======== EXCERPTED RECORDS

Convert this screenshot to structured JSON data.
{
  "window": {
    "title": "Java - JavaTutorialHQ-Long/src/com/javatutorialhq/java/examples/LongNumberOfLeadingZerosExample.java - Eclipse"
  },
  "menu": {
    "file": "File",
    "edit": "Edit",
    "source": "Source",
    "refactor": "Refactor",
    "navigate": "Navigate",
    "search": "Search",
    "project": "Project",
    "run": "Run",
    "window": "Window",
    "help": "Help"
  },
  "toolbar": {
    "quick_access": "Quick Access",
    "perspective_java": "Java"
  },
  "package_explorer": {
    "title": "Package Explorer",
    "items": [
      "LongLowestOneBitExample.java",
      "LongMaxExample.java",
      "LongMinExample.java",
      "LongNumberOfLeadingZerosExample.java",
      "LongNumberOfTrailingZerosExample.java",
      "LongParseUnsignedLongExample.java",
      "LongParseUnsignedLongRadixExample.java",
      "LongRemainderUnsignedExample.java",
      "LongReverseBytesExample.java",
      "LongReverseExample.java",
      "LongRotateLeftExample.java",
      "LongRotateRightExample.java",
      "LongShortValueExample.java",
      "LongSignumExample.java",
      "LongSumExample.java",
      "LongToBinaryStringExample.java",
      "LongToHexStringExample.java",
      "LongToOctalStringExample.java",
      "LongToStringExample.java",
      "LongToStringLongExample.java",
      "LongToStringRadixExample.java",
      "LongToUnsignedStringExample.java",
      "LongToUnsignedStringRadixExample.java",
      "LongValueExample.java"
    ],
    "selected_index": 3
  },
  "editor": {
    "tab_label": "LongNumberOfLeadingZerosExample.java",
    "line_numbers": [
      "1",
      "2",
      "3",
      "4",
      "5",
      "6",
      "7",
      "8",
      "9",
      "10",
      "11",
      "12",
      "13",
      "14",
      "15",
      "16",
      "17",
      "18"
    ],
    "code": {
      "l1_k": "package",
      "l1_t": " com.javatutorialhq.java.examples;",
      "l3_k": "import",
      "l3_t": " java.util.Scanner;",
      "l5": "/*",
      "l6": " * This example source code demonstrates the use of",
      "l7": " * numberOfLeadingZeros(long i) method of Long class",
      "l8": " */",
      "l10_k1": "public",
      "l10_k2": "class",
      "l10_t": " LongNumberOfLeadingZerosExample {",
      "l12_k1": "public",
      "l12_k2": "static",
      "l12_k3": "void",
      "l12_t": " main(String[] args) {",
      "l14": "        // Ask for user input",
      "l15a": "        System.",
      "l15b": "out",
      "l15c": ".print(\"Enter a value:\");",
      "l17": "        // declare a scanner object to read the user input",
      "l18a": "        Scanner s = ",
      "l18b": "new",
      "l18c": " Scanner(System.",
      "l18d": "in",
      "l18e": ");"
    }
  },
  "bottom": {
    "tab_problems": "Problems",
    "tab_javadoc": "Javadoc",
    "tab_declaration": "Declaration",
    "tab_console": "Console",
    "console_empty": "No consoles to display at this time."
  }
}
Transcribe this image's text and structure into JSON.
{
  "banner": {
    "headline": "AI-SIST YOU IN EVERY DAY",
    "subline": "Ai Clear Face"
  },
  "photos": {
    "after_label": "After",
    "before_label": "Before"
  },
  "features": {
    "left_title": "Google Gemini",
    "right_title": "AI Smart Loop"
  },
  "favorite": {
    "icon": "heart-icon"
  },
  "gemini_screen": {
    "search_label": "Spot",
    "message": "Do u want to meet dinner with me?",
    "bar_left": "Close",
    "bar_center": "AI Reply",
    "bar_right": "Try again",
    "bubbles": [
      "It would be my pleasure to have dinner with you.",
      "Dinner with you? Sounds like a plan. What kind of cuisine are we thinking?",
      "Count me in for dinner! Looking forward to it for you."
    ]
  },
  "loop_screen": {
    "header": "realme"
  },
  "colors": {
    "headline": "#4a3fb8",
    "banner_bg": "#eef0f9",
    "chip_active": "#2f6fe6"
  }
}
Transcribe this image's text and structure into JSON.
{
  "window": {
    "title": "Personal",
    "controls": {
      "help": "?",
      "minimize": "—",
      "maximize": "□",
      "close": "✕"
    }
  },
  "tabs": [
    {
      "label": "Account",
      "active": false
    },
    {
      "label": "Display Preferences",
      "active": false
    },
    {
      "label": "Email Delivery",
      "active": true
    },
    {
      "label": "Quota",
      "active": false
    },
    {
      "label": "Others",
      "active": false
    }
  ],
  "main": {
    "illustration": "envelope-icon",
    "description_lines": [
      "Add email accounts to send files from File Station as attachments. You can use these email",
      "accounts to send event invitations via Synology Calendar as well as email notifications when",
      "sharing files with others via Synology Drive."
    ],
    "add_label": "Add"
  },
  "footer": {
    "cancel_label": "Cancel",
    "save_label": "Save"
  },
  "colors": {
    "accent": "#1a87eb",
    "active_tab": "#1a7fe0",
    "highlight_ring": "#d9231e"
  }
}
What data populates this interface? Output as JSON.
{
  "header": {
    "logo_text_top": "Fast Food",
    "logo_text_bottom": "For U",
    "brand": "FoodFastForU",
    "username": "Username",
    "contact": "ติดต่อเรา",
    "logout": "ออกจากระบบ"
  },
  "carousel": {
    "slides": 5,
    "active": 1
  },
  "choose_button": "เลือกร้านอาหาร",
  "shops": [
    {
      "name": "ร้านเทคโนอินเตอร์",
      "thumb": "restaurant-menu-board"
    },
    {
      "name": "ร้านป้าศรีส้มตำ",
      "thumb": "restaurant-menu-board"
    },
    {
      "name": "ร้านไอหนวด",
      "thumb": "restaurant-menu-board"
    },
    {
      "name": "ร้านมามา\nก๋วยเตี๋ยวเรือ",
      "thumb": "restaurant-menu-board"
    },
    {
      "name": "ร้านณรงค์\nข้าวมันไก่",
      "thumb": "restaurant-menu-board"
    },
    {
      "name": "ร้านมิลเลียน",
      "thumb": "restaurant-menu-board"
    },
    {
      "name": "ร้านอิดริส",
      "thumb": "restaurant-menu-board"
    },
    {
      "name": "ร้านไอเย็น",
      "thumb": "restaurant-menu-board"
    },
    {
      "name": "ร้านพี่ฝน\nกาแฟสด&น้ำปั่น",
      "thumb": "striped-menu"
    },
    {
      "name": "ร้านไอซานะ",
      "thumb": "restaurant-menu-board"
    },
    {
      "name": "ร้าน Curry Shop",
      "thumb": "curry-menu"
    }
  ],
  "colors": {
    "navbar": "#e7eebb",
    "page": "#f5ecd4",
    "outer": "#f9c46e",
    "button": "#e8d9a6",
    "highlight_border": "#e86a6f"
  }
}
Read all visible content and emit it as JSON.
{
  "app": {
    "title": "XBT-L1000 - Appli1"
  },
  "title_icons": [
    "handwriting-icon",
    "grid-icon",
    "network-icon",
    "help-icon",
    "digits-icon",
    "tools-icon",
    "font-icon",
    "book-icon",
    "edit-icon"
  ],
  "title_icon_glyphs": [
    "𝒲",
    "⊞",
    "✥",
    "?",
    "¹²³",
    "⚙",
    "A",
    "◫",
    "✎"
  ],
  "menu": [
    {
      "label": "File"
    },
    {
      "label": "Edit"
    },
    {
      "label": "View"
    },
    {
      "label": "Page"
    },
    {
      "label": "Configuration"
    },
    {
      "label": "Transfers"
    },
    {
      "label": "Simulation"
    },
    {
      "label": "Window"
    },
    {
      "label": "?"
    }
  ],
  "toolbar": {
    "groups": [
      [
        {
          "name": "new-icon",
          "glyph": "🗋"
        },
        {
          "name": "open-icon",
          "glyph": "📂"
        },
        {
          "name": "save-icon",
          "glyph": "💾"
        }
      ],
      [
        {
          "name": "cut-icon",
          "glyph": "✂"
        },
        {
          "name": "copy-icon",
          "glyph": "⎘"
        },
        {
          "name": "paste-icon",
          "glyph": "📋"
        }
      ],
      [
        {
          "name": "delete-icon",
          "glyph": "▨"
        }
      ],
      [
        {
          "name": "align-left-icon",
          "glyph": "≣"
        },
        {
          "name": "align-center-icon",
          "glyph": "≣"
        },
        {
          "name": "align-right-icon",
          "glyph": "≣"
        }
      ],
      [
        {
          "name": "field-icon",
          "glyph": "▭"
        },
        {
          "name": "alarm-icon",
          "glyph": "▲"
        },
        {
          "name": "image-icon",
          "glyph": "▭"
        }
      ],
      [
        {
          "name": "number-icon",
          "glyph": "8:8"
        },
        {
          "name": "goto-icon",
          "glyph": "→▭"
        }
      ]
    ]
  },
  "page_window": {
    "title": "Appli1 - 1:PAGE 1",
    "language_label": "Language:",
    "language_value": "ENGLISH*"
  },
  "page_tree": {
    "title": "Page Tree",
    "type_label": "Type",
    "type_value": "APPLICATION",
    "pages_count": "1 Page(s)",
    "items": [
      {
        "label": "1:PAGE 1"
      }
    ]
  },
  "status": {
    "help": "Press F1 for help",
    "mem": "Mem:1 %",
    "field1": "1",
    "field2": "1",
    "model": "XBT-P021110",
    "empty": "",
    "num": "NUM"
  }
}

================

§ **THE REQUEST**: List every line in the records above that contains the word "data".

§ **EXERCISE OUTPUT**:
Convert this screenshot to structured JSON data.
What data populates this interface? Output as JSON.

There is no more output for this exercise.